• SOURCE RECORDS:
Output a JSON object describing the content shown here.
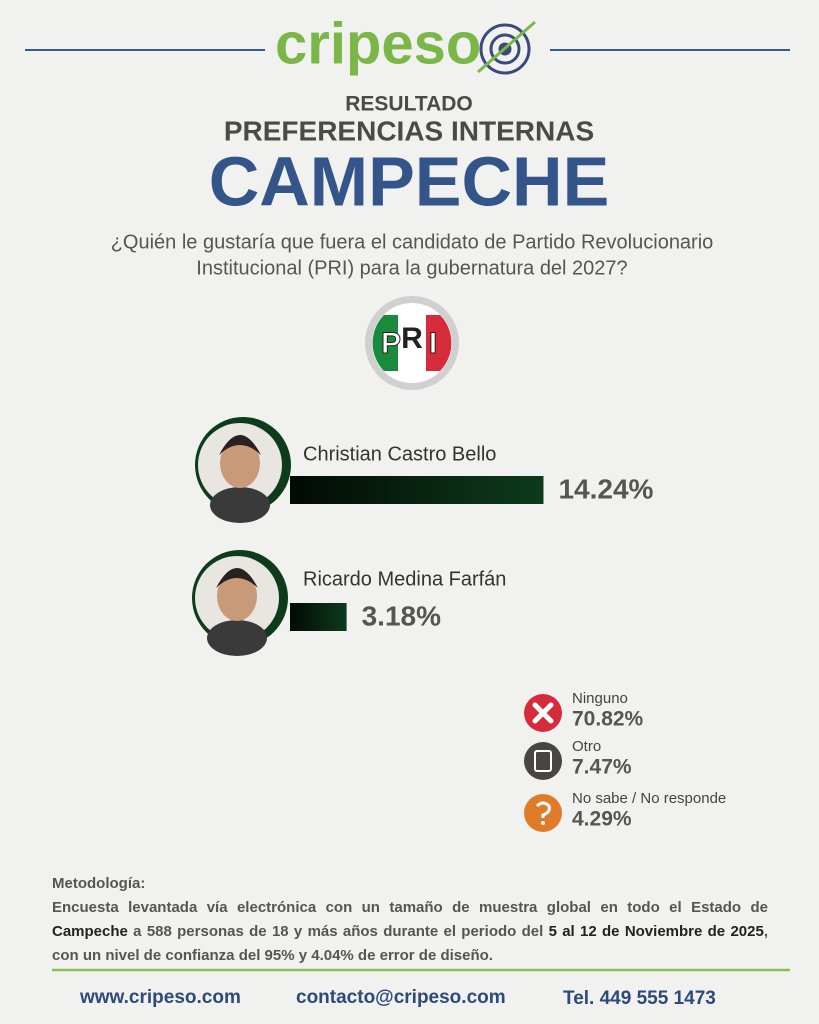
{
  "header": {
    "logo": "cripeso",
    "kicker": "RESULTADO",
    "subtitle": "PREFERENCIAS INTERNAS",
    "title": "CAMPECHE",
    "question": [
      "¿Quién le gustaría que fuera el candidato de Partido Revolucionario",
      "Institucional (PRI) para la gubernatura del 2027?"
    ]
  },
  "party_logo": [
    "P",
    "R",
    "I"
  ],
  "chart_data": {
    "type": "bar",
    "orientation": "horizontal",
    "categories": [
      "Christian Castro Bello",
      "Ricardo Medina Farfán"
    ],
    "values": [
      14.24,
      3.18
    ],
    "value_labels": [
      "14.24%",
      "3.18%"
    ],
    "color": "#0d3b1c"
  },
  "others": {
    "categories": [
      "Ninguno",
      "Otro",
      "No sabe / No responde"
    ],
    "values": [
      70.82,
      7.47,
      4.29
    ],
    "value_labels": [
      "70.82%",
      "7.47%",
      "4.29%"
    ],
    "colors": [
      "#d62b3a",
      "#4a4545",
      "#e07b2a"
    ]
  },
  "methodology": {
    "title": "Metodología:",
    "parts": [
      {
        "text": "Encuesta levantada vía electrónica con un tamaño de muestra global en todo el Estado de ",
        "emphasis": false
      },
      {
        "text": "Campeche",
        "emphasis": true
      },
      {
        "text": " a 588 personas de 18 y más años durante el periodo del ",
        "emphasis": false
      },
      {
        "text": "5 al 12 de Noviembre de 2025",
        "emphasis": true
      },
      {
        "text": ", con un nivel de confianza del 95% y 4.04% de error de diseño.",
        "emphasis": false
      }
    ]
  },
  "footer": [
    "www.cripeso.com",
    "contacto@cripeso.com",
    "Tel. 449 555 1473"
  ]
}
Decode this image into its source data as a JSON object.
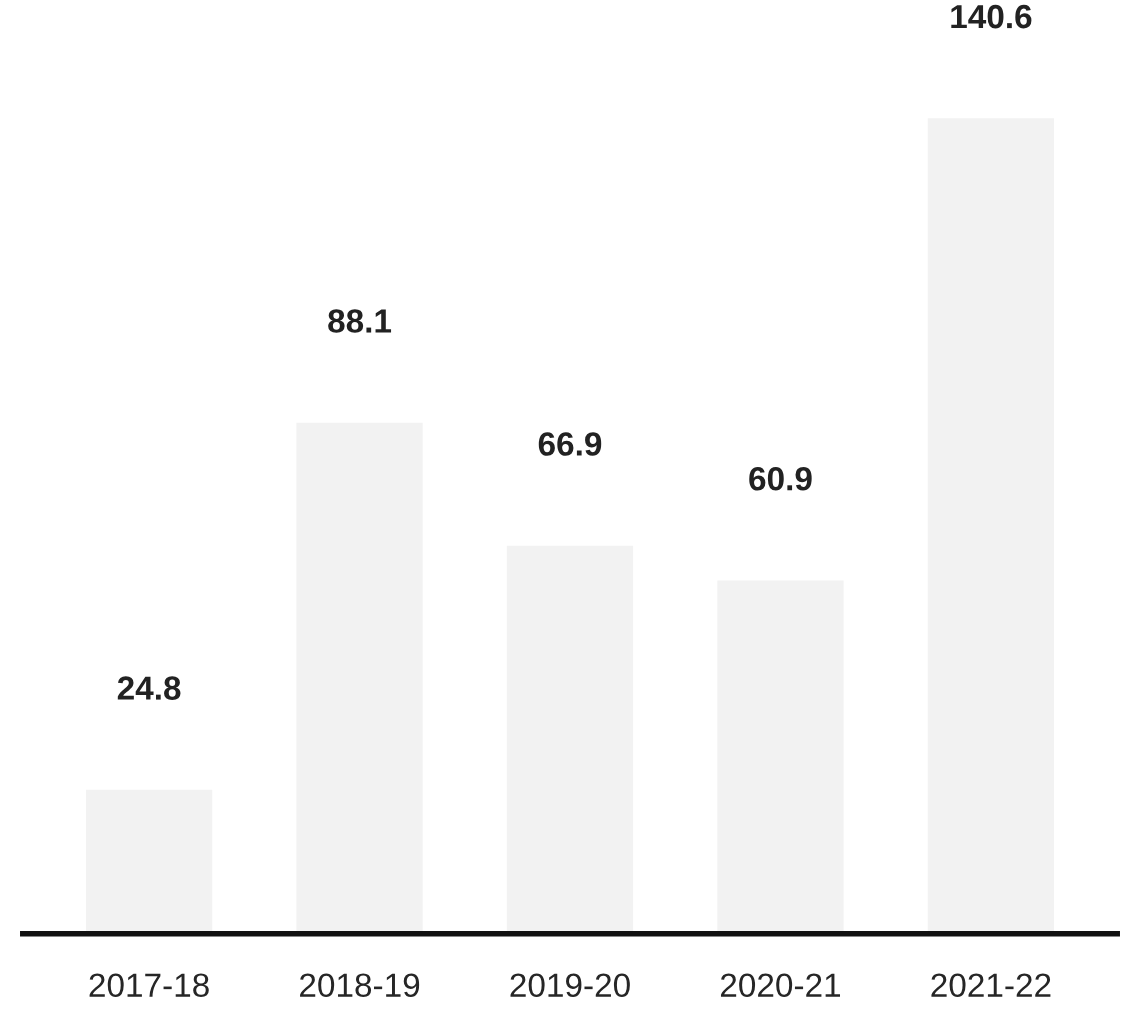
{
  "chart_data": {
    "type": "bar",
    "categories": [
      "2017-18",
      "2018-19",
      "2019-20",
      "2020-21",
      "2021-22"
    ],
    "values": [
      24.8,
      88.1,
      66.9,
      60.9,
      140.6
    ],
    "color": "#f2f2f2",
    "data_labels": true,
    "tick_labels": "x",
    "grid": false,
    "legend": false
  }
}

• STATED PROBLEM:
Copy out the whole listing exactly, and don't carry over any pictures.

• ANSWER BELOW:
Output a JSON object describing the content shown here.
{
  "header": {
    "logo": "cripeso",
    "kicker": "RESULTADO",
    "subtitle": "PREFERENCIAS INTERNAS",
    "title": "CAMPECHE",
    "question": [
      "¿Quién le gustaría que fuera el candidato de Partido Revolucionario",
      "Institucional (PRI) para la gubernatura del 2027?"
    ]
  },
  "party_logo": [
    "P",
    "R",
    "I"
  ],
  "chart_data": {
    "type": "bar",
    "orientation": "horizontal",
    "categories": [
      "Christian Castro Bello",
      "Ricardo Medina Farfán"
    ],
    "values": [
      14.24,
      3.18
    ],
    "value_labels": [
      "14.24%",
      "3.18%"
    ],
    "color": "#0d3b1c"
  },
  "others": {
    "categories": [
      "Ninguno",
      "Otro",
      "No sabe / No responde"
    ],
    "values": [
      70.82,
      7.47,
      4.29
    ],
    "value_labels": [
      "70.82%",
      "7.47%",
      "4.29%"
    ],
    "colors": [
      "#d62b3a",
      "#4a4545",
      "#e07b2a"
    ]
  },
  "methodology": {
    "title": "Metodología:",
    "parts": [
      {
        "text": "Encuesta levantada vía electrónica con un tamaño de muestra global en todo el Estado de ",
        "emphasis": false
      },
      {
        "text": "Campeche",
        "emphasis": true
      },
      {
        "text": " a 588 personas de 18 y más años durante el periodo del ",
        "emphasis": false
      },
      {
        "text": "5 al 12 de Noviembre de 2025",
        "emphasis": true
      },
      {
        "text": ", con un nivel de confianza del 95% y 4.04% de error de diseño.",
        "emphasis": false
      }
    ]
  },
  "footer": [
    "www.cripeso.com",
    "contacto@cripeso.com",
    "Tel. 449 555 1473"
  ]
}
Decode this image into its source data as a JSON object.
{
  "chart_data": {
    "type": "bar",
    "categories": [
      "2017-18",
      "2018-19",
      "2019-20",
      "2020-21",
      "2021-22"
    ],
    "values": [
      24.8,
      88.1,
      66.9,
      60.9,
      140.6
    ],
    "color": "#f2f2f2",
    "data_labels": true,
    "tick_labels": "x",
    "grid": false,
    "legend": false
  }
}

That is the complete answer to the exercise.